Extracted entries:

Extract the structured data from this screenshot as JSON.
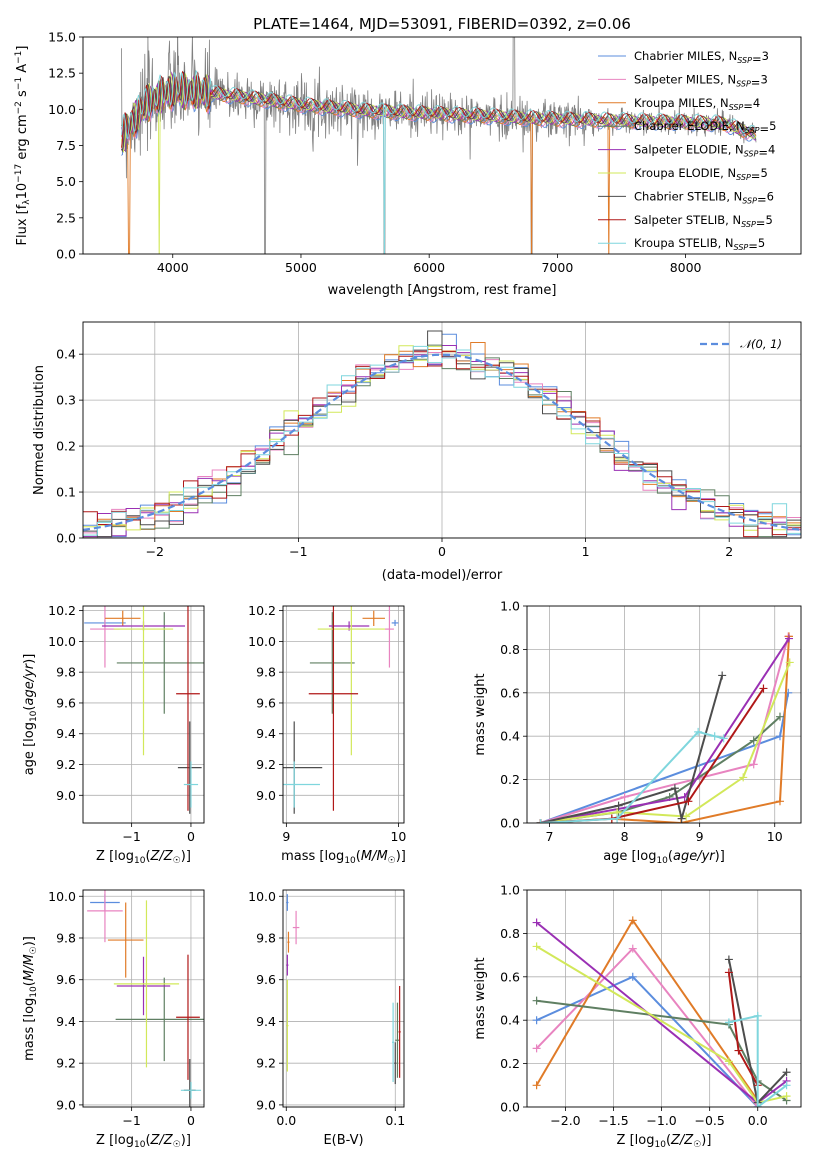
{
  "title": "PLATE=1464, MJD=53091, FIBERID=0392, z=0.06",
  "colors": {
    "data": "#808080",
    "series": [
      "#5b8dde",
      "#e884c0",
      "#e07b28",
      "#5f7f62",
      "#9a30b4",
      "#d2e85a",
      "#4d4d4d",
      "#b01818",
      "#7fd6dd"
    ]
  },
  "legend": [
    {
      "model": "Chabrier MILES",
      "nssp": "3"
    },
    {
      "model": "Salpeter MILES",
      "nssp": "3"
    },
    {
      "model": "Kroupa MILES",
      "nssp": "4"
    },
    {
      "model": "Chabrier ELODIE",
      "nssp": "5"
    },
    {
      "model": "Salpeter ELODIE",
      "nssp": "4"
    },
    {
      "model": "Kroupa ELODIE",
      "nssp": "5"
    },
    {
      "model": "Chabrier STELIB",
      "nssp": "6"
    },
    {
      "model": "Salpeter STELIB",
      "nssp": "5"
    },
    {
      "model": "Kroupa STELIB",
      "nssp": "5"
    }
  ],
  "chart_data": [
    {
      "type": "line",
      "panel": "spectrum",
      "xlabel": "wavelength [Angstrom, rest frame]",
      "ylabel": "Flux [f_λ 10^-17 erg cm^-2 s^-1 A^-1]",
      "xlim": [
        3300,
        8900
      ],
      "ylim": [
        0,
        15
      ],
      "xticks": [
        "4000",
        "5000",
        "6000",
        "7000",
        "8000"
      ],
      "yticks": [
        "0.0",
        "2.5",
        "5.0",
        "7.5",
        "10.0",
        "12.5",
        "15.0"
      ],
      "grid": false,
      "legend_position": "top-right",
      "continuum": [
        [
          3600,
          8.0
        ],
        [
          3700,
          9.3
        ],
        [
          3800,
          10.4
        ],
        [
          3900,
          10.9
        ],
        [
          4000,
          11.3
        ],
        [
          4200,
          11.2
        ],
        [
          4500,
          10.9
        ],
        [
          5000,
          10.3
        ],
        [
          5500,
          9.9
        ],
        [
          6000,
          9.7
        ],
        [
          6500,
          9.5
        ],
        [
          7000,
          9.3
        ],
        [
          7500,
          9.2
        ],
        [
          8000,
          9.1
        ],
        [
          8300,
          9.0
        ],
        [
          8550,
          8.2
        ]
      ],
      "spectrum_range": [
        3600,
        8550
      ]
    },
    {
      "type": "line",
      "panel": "residual histogram",
      "xlabel": "(data-model)/error",
      "ylabel": "Normed distribution",
      "xlim": [
        -2.5,
        2.5
      ],
      "ylim": [
        0,
        0.47
      ],
      "xticks": [
        "−2",
        "−1",
        "0",
        "1",
        "2"
      ],
      "yticks": [
        "0.0",
        "0.1",
        "0.2",
        "0.3",
        "0.4"
      ],
      "grid": true,
      "legend_position": "top-right",
      "reference": {
        "name": "𝒩(0, 1)",
        "mean": 0,
        "sigma": 1
      },
      "bin_edges_start": -2.5,
      "bin_width": 0.1,
      "bins": 50
    },
    {
      "type": "scatter",
      "panel": "age vs metallicity",
      "xlabel": "Z [log10(Z/Z☉)]",
      "ylabel": "age [log10(age/yr)]",
      "xlim": [
        -1.82,
        0.22
      ],
      "ylim": [
        8.82,
        10.23
      ],
      "xticks": [
        "−1",
        "0"
      ],
      "yticks": [
        "9.0",
        "9.2",
        "9.4",
        "9.6",
        "9.8",
        "10.0",
        "10.2"
      ],
      "grid": true,
      "points": [
        {
          "s": 0,
          "x": -1.45,
          "xerr": 0.35,
          "y": 10.12,
          "yerr": 0.02
        },
        {
          "s": 1,
          "x": -1.45,
          "xerr": 0.25,
          "y": 10.08,
          "yerr": 0.25
        },
        {
          "s": 2,
          "x": -1.15,
          "xerr": 0.3,
          "y": 10.15,
          "yerr": 0.05
        },
        {
          "s": 3,
          "x": -0.45,
          "xerr": 0.8,
          "y": 9.86,
          "yerr": 0.33
        },
        {
          "s": 4,
          "x": -0.8,
          "xerr": 0.7,
          "y": 10.1,
          "yerr": 0.03
        },
        {
          "s": 5,
          "x": -0.8,
          "xerr": 0.5,
          "y": 10.08,
          "yerr": 0.82
        },
        {
          "s": 6,
          "x": -0.02,
          "xerr": 0.2,
          "y": 9.18,
          "yerr": 0.3
        },
        {
          "s": 7,
          "x": -0.05,
          "xerr": 0.2,
          "y": 9.66,
          "yerr": 0.76
        },
        {
          "s": 8,
          "x": 0.0,
          "xerr": 0.12,
          "y": 9.07,
          "yerr": 0.15
        }
      ]
    },
    {
      "type": "scatter",
      "panel": "age vs mass",
      "xlabel": "mass [log10(M/M☉)]",
      "ylabel": "",
      "xlim": [
        8.97,
        10.05
      ],
      "ylim": [
        8.82,
        10.23
      ],
      "xticks": [
        "9",
        "10"
      ],
      "yticks": [
        "9.0",
        "9.2",
        "9.4",
        "9.6",
        "9.8",
        "10.0",
        "10.2"
      ],
      "grid": true,
      "points": [
        {
          "s": 0,
          "x": 9.97,
          "xerr": 0.03,
          "y": 10.12,
          "yerr": 0.02
        },
        {
          "s": 1,
          "x": 9.92,
          "xerr": 0.04,
          "y": 10.08,
          "yerr": 0.25
        },
        {
          "s": 2,
          "x": 9.78,
          "xerr": 0.1,
          "y": 10.15,
          "yerr": 0.05
        },
        {
          "s": 3,
          "x": 9.41,
          "xerr": 0.2,
          "y": 9.86,
          "yerr": 0.33
        },
        {
          "s": 4,
          "x": 9.56,
          "xerr": 0.18,
          "y": 10.1,
          "yerr": 0.03
        },
        {
          "s": 5,
          "x": 9.58,
          "xerr": 0.3,
          "y": 10.08,
          "yerr": 0.82
        },
        {
          "s": 6,
          "x": 9.07,
          "xerr": 0.25,
          "y": 9.18,
          "yerr": 0.3
        },
        {
          "s": 7,
          "x": 9.42,
          "xerr": 0.22,
          "y": 9.66,
          "yerr": 0.76
        },
        {
          "s": 8,
          "x": 9.07,
          "xerr": 0.23,
          "y": 9.07,
          "yerr": 0.15
        }
      ]
    },
    {
      "type": "line",
      "panel": "mass weight vs age",
      "xlabel": "age [log10(age/yr)]",
      "ylabel": "mass weight",
      "xlim": [
        6.7,
        10.35
      ],
      "ylim": [
        0,
        1
      ],
      "xticks": [
        "7",
        "8",
        "9",
        "10"
      ],
      "yticks": [
        "0.0",
        "0.2",
        "0.4",
        "0.6",
        "0.8",
        "1.0"
      ],
      "grid": true,
      "series": [
        {
          "s": 0,
          "points": [
            [
              6.88,
              0.0
            ],
            [
              10.07,
              0.4
            ],
            [
              10.18,
              0.6
            ]
          ]
        },
        {
          "s": 1,
          "points": [
            [
              6.88,
              0.0
            ],
            [
              8.0,
              0.12
            ],
            [
              9.72,
              0.27
            ],
            [
              10.18,
              0.86
            ]
          ]
        },
        {
          "s": 2,
          "points": [
            [
              6.88,
              0.0
            ],
            [
              7.83,
              0.02
            ],
            [
              8.75,
              0.0
            ],
            [
              10.07,
              0.1
            ],
            [
              10.19,
              0.86
            ]
          ]
        },
        {
          "s": 3,
          "points": [
            [
              6.88,
              0.0
            ],
            [
              7.92,
              0.05
            ],
            [
              8.6,
              0.12
            ],
            [
              9.72,
              0.38
            ],
            [
              10.07,
              0.49
            ]
          ]
        },
        {
          "s": 4,
          "points": [
            [
              6.88,
              0.0
            ],
            [
              8.8,
              0.12
            ],
            [
              10.19,
              0.85
            ]
          ]
        },
        {
          "s": 5,
          "points": [
            [
              6.88,
              0.0
            ],
            [
              7.9,
              0.05
            ],
            [
              8.82,
              0.03
            ],
            [
              9.58,
              0.21
            ],
            [
              10.2,
              0.74
            ]
          ]
        },
        {
          "s": 6,
          "points": [
            [
              6.88,
              0.0
            ],
            [
              7.92,
              0.08
            ],
            [
              8.67,
              0.16
            ],
            [
              8.76,
              0.02
            ],
            [
              9.3,
              0.68
            ]
          ]
        },
        {
          "s": 7,
          "points": [
            [
              6.88,
              0.0
            ],
            [
              7.83,
              0.02
            ],
            [
              8.85,
              0.1
            ],
            [
              9.85,
              0.62
            ]
          ]
        },
        {
          "s": 8,
          "points": [
            [
              6.88,
              0.0
            ],
            [
              7.9,
              0.02
            ],
            [
              8.98,
              0.42
            ],
            [
              9.2,
              0.4
            ],
            [
              9.32,
              0.39
            ]
          ]
        }
      ]
    },
    {
      "type": "scatter",
      "panel": "mass vs metallicity",
      "xlabel": "Z [log10(Z/Z☉)]",
      "ylabel": "mass [log10(M/M☉)]",
      "xlim": [
        -1.82,
        0.22
      ],
      "ylim": [
        8.99,
        10.03
      ],
      "xticks": [
        "−1",
        "0"
      ],
      "yticks": [
        "9.0",
        "9.2",
        "9.4",
        "9.6",
        "9.8",
        "10.0"
      ],
      "grid": true,
      "points": [
        {
          "s": 0,
          "x": -1.45,
          "xerr": 0.25,
          "y": 9.97,
          "yerr": 0.04
        },
        {
          "s": 1,
          "x": -1.45,
          "xerr": 0.3,
          "y": 9.93,
          "yerr": 0.15
        },
        {
          "s": 2,
          "x": -1.1,
          "xerr": 0.3,
          "y": 9.79,
          "yerr": 0.18
        },
        {
          "s": 3,
          "x": -0.45,
          "xerr": 0.82,
          "y": 9.41,
          "yerr": 0.2
        },
        {
          "s": 4,
          "x": -0.8,
          "xerr": 0.45,
          "y": 9.57,
          "yerr": 0.14
        },
        {
          "s": 5,
          "x": -0.75,
          "xerr": 0.55,
          "y": 9.58,
          "yerr": 0.4
        },
        {
          "s": 6,
          "x": -0.02,
          "xerr": 0.1,
          "y": 9.07,
          "yerr": 0.15
        },
        {
          "s": 7,
          "x": -0.05,
          "xerr": 0.2,
          "y": 9.42,
          "yerr": 0.3
        },
        {
          "s": 8,
          "x": 0.0,
          "xerr": 0.17,
          "y": 9.07,
          "yerr": 0.04
        }
      ]
    },
    {
      "type": "scatter",
      "panel": "mass vs extinction",
      "xlabel": "E(B-V)",
      "ylabel": "",
      "xlim": [
        -0.003,
        0.108
      ],
      "ylim": [
        8.99,
        10.03
      ],
      "xticks": [
        "0.0",
        "0.1"
      ],
      "yticks": [
        "9.0",
        "9.2",
        "9.4",
        "9.6",
        "9.8",
        "10.0"
      ],
      "grid": true,
      "points": [
        {
          "s": 0,
          "x": 0.001,
          "xerr": 0.001,
          "y": 9.97,
          "yerr": 0.04
        },
        {
          "s": 1,
          "x": 0.009,
          "xerr": 0.003,
          "y": 9.85,
          "yerr": 0.08
        },
        {
          "s": 2,
          "x": 0.002,
          "xerr": 0.001,
          "y": 9.78,
          "yerr": 0.05
        },
        {
          "s": 3,
          "x": 0.102,
          "xerr": 0.002,
          "y": 9.31,
          "yerr": 0.18
        },
        {
          "s": 4,
          "x": 0.001,
          "xerr": 0.001,
          "y": 9.67,
          "yerr": 0.05
        },
        {
          "s": 5,
          "x": 0.001,
          "xerr": 0.001,
          "y": 9.38,
          "yerr": 0.22
        },
        {
          "s": 6,
          "x": 0.1,
          "xerr": 0.001,
          "y": 9.2,
          "yerr": 0.1
        },
        {
          "s": 7,
          "x": 0.104,
          "xerr": 0.001,
          "y": 9.35,
          "yerr": 0.22
        },
        {
          "s": 8,
          "x": 0.098,
          "xerr": 0.001,
          "y": 9.3,
          "yerr": 0.19
        }
      ]
    },
    {
      "type": "line",
      "panel": "mass weight vs metallicity",
      "xlabel": "Z [log10(Z/Z☉)]",
      "ylabel": "mass weight",
      "xlim": [
        -2.4,
        0.45
      ],
      "ylim": [
        0,
        1
      ],
      "xticks": [
        "−2.0",
        "−1.5",
        "−1.0",
        "−0.5",
        "0.0"
      ],
      "yticks": [
        "0.0",
        "0.2",
        "0.4",
        "0.6",
        "0.8",
        "1.0"
      ],
      "grid": true,
      "series": [
        {
          "s": 0,
          "points": [
            [
              -2.3,
              0.4
            ],
            [
              -1.3,
              0.6
            ],
            [
              0.0,
              0.0
            ]
          ]
        },
        {
          "s": 1,
          "points": [
            [
              -2.3,
              0.27
            ],
            [
              -1.3,
              0.73
            ],
            [
              0.0,
              0.0
            ]
          ]
        },
        {
          "s": 2,
          "points": [
            [
              -2.3,
              0.1
            ],
            [
              -1.3,
              0.86
            ],
            [
              0.0,
              0.03
            ]
          ]
        },
        {
          "s": 3,
          "points": [
            [
              -2.3,
              0.49
            ],
            [
              -0.3,
              0.38
            ],
            [
              0.0,
              0.12
            ],
            [
              0.3,
              0.03
            ]
          ]
        },
        {
          "s": 4,
          "points": [
            [
              -2.3,
              0.85
            ],
            [
              0.0,
              0.02
            ],
            [
              0.3,
              0.12
            ]
          ]
        },
        {
          "s": 5,
          "points": [
            [
              -2.3,
              0.74
            ],
            [
              -0.3,
              0.21
            ],
            [
              0.0,
              0.02
            ],
            [
              0.3,
              0.05
            ]
          ]
        },
        {
          "s": 6,
          "points": [
            [
              -0.3,
              0.68
            ],
            [
              0.0,
              0.02
            ],
            [
              0.3,
              0.16
            ]
          ]
        },
        {
          "s": 7,
          "points": [
            [
              -0.3,
              0.62
            ],
            [
              -0.2,
              0.26
            ],
            [
              0.0,
              0.1
            ]
          ]
        },
        {
          "s": 8,
          "points": [
            [
              -0.3,
              0.39
            ],
            [
              0.0,
              0.42
            ],
            [
              0.0,
              0.0
            ],
            [
              0.3,
              0.1
            ]
          ]
        }
      ]
    }
  ]
}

Task statement:
Filter out all lines lacking the word "panel" and copy the rest.

Full solution:
      "panel": "spectrum",
      "panel": "residual histogram",
      "panel": "age vs metallicity",
      "panel": "age vs mass",
      "panel": "mass weight vs age",
      "panel": "mass vs metallicity",
      "panel": "mass vs extinction",
      "panel": "mass weight vs metallicity",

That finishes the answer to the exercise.